## [WORK TO COMPLETE]
Collect all the lines that mention the word "assets".

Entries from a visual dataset
--------

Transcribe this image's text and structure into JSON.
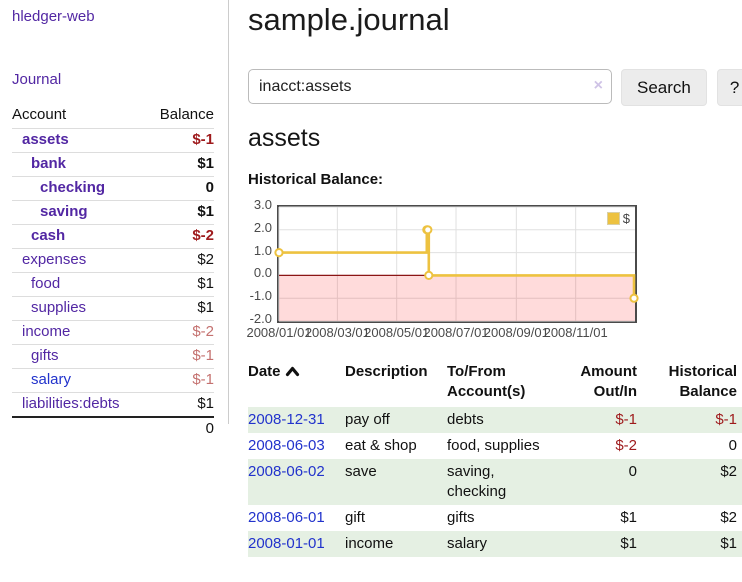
{
  "app": {
    "title": "hledger-web"
  },
  "sidebar": {
    "journal_link": "Journal",
    "accounts": {
      "headers": {
        "account": "Account",
        "balance": "Balance"
      },
      "rows": [
        {
          "name": "assets",
          "depth": 1,
          "bold": true,
          "name_color": "purple",
          "balance": "$-1",
          "balance_color": "neg"
        },
        {
          "name": "bank",
          "depth": 2,
          "bold": true,
          "name_color": "purple",
          "balance": "$1",
          "balance_color": "black"
        },
        {
          "name": "checking",
          "depth": 3,
          "bold": true,
          "name_color": "purple",
          "balance": "0",
          "balance_color": "black"
        },
        {
          "name": "saving",
          "depth": 3,
          "bold": true,
          "name_color": "purple",
          "balance": "$1",
          "balance_color": "black"
        },
        {
          "name": "cash",
          "depth": 2,
          "bold": true,
          "name_color": "purple",
          "balance": "$-2",
          "balance_color": "neg"
        },
        {
          "name": "expenses",
          "depth": 1,
          "bold": false,
          "name_color": "purple",
          "balance": "$2",
          "balance_color": "black"
        },
        {
          "name": "food",
          "depth": 2,
          "bold": false,
          "name_color": "purple",
          "balance": "$1",
          "balance_color": "black"
        },
        {
          "name": "supplies",
          "depth": 2,
          "bold": false,
          "name_color": "purple",
          "balance": "$1",
          "balance_color": "black"
        },
        {
          "name": "income",
          "depth": 1,
          "bold": false,
          "name_color": "purple",
          "balance": "$-2",
          "balance_color": "negweak"
        },
        {
          "name": "gifts",
          "depth": 2,
          "bold": false,
          "name_color": "purple",
          "balance": "$-1",
          "balance_color": "negweak"
        },
        {
          "name": "salary",
          "depth": 2,
          "bold": false,
          "name_color": "blue",
          "balance": "$-1",
          "balance_color": "negweak"
        },
        {
          "name": "liabilities:debts",
          "depth": 1,
          "bold": false,
          "name_color": "purple",
          "balance": "$1",
          "balance_color": "black"
        }
      ],
      "total": "0"
    }
  },
  "main": {
    "title": "sample.journal",
    "search": {
      "value": "inacct:assets",
      "clear_icon": "×",
      "button": "Search",
      "help_button": "?"
    },
    "account_heading": "assets",
    "chart_title": "Historical Balance:"
  },
  "chart_data": {
    "type": "line",
    "title": "Historical Balance:",
    "series": [
      {
        "name": "$",
        "step": true,
        "points": [
          [
            "2008/01/01",
            1
          ],
          [
            "2008/06/01",
            2
          ],
          [
            "2008/06/02",
            2
          ],
          [
            "2008/06/03",
            0
          ],
          [
            "2008/12/31",
            -1
          ]
        ]
      }
    ],
    "x_range": [
      "2008/01/01",
      "2009/01/01"
    ],
    "y_range": [
      -2,
      3
    ],
    "x_ticks": [
      "2008/01/01",
      "2008/03/01",
      "2008/05/01",
      "2008/07/01",
      "2008/09/01",
      "2008/11/01"
    ],
    "y_ticks": [
      3.0,
      2.0,
      1.0,
      0.0,
      -1.0,
      -2.0
    ],
    "legend": {
      "label": "$",
      "position": "top-right"
    },
    "grid": true,
    "negative_region_below": 0,
    "colors": {
      "line": "#EDC240",
      "marker_fill": "#ffffff",
      "grid": "#e0e0e0",
      "negative_fill": "rgba(255,0,0,0.14)",
      "zero_line": "#8B1515",
      "border": "#4a4a4a"
    }
  },
  "register": {
    "headers": {
      "date": "Date",
      "description": "Description",
      "accounts": "To/From\nAccount(s)",
      "amount": "Amount\nOut/In",
      "balance": "Historical\nBalance"
    },
    "rows": [
      {
        "date": "2008-12-31",
        "description": "pay off",
        "accounts": "debts",
        "amount": "$-1",
        "amount_color": "neg",
        "balance": "$-1",
        "balance_color": "neg",
        "shaded": true
      },
      {
        "date": "2008-06-03",
        "description": "eat & shop",
        "accounts": "food, supplies",
        "amount": "$-2",
        "amount_color": "neg",
        "balance": "0",
        "balance_color": "black",
        "shaded": false
      },
      {
        "date": "2008-06-02",
        "description": "save",
        "accounts": "saving,\nchecking",
        "amount": "0",
        "amount_color": "black",
        "balance": "$2",
        "balance_color": "black",
        "shaded": true
      },
      {
        "date": "2008-06-01",
        "description": "gift",
        "accounts": "gifts",
        "amount": "$1",
        "amount_color": "black",
        "balance": "$2",
        "balance_color": "black",
        "shaded": false
      },
      {
        "date": "2008-01-01",
        "description": "income",
        "accounts": "salary",
        "amount": "$1",
        "amount_color": "black",
        "balance": "$1",
        "balance_color": "black",
        "shaded": true
      }
    ]
  },
  "colors": {
    "link_purple": "#5227A3",
    "link_blue": "#2233CC",
    "negative_strong": "#9E1A1C",
    "negative_weak": "#C4716F",
    "row_shade_green": "#E5F0E3",
    "chart_line_gold": "#EDC240"
  }
}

--------

## [SOLUTION TO THE PROBLEM]
          "name": "assets",
      "value": "inacct:assets",
    "account_heading": "assets",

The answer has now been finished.